* begin DATASET RECORDS *
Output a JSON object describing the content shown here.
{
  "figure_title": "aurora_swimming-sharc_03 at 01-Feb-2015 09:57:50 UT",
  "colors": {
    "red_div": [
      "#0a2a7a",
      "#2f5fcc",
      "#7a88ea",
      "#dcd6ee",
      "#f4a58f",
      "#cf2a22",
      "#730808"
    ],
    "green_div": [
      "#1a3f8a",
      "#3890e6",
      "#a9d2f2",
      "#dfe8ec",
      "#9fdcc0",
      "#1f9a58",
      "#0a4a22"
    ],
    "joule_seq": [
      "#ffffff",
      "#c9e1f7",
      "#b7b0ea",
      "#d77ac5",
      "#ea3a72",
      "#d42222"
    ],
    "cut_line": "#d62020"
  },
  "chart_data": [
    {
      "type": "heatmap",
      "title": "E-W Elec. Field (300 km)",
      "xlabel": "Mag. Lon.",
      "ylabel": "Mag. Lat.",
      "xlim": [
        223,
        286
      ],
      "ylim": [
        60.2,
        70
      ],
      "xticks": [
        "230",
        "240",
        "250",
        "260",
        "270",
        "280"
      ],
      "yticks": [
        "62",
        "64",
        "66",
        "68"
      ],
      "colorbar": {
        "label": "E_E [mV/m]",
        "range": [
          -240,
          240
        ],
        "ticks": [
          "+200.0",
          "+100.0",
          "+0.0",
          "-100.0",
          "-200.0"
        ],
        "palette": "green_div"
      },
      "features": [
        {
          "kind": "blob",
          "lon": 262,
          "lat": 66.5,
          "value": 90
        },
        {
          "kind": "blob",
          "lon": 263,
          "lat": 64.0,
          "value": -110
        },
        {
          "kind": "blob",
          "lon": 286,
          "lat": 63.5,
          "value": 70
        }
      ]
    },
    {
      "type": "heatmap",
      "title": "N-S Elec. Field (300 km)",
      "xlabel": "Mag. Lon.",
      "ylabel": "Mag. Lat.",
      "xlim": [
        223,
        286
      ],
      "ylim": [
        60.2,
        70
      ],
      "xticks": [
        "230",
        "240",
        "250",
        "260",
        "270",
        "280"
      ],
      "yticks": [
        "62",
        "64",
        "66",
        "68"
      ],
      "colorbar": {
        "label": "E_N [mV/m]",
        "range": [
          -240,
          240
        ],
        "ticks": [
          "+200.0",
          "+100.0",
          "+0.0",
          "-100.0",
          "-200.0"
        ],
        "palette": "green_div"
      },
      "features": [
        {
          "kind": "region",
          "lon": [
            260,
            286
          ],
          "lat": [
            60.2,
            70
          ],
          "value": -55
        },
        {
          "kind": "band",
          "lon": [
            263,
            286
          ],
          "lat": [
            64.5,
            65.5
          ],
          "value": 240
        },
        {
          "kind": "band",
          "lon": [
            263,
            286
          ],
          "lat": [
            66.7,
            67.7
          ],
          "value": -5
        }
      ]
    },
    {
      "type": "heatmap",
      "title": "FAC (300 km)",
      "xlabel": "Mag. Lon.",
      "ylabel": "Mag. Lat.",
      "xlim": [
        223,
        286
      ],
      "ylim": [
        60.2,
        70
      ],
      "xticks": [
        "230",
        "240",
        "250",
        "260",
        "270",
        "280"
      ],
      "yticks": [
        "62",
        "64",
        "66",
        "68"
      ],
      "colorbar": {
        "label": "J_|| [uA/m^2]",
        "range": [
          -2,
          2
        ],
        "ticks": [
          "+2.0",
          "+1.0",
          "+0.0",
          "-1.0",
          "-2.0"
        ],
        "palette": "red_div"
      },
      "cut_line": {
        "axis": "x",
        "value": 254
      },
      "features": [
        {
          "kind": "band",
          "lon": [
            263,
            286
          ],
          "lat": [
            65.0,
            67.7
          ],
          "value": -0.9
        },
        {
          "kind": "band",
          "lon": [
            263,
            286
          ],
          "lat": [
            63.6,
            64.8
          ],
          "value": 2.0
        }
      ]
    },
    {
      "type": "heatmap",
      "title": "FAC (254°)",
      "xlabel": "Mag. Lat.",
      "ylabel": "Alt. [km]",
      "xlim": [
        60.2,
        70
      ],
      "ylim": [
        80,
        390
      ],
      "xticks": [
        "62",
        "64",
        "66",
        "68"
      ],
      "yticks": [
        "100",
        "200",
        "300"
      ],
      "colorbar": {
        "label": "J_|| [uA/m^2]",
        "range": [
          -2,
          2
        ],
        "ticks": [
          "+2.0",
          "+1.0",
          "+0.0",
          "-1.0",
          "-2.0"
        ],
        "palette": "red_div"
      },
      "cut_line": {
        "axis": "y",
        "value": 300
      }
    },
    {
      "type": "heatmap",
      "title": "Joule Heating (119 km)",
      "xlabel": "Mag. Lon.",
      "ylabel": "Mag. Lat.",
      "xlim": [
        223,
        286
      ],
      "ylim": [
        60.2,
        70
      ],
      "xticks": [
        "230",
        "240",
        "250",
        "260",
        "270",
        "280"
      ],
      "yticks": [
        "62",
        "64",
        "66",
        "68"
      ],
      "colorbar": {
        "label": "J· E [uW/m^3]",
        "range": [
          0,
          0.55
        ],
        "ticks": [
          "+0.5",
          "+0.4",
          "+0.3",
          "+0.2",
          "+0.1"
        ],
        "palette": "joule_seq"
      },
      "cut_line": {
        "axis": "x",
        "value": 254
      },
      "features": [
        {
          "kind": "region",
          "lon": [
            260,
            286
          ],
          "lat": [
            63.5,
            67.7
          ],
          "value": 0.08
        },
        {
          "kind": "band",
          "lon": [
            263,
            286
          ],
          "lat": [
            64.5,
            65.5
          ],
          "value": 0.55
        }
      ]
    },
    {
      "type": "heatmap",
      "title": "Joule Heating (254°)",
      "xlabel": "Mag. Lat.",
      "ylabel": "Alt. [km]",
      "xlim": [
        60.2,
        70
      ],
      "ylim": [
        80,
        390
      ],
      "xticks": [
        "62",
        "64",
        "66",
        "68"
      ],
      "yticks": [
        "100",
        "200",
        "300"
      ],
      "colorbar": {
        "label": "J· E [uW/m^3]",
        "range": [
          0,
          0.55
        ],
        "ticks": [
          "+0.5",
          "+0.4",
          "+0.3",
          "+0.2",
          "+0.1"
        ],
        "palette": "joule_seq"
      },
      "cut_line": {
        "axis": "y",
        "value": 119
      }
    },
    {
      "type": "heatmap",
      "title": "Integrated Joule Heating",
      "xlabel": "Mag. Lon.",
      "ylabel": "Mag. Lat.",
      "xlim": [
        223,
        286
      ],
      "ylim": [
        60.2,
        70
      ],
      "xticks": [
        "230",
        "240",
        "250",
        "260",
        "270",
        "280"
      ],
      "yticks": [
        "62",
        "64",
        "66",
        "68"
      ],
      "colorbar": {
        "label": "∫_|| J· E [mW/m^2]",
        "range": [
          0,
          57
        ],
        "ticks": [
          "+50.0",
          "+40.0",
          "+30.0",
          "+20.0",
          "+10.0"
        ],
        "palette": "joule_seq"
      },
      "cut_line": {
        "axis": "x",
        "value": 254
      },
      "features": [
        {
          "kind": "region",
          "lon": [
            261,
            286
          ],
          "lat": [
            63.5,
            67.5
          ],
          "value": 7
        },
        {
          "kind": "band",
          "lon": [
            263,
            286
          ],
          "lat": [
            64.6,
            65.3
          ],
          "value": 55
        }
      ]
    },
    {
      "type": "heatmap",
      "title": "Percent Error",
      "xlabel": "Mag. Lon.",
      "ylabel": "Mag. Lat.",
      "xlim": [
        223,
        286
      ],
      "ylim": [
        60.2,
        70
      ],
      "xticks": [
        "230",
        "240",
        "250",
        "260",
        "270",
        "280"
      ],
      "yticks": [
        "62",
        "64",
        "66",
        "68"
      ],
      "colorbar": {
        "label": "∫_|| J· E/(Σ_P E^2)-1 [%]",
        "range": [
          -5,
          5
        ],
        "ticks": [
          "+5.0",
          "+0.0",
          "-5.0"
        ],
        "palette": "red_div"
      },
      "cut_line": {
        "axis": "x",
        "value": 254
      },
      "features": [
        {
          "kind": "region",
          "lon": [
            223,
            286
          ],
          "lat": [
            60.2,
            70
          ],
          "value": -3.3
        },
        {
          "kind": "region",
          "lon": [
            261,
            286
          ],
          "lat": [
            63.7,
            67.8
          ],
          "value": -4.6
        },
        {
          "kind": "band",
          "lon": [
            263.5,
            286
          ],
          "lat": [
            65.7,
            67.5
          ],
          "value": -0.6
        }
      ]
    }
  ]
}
* end DATASET RECORDS *
THE EXERCISE - From the listing above, pick out every line containing "Heating".

EXERCISE OUTPUT -
      "title": "Joule Heating (119 km)",
      "title": "Joule Heating (254°)",
      "title": "Integrated Joule Heating",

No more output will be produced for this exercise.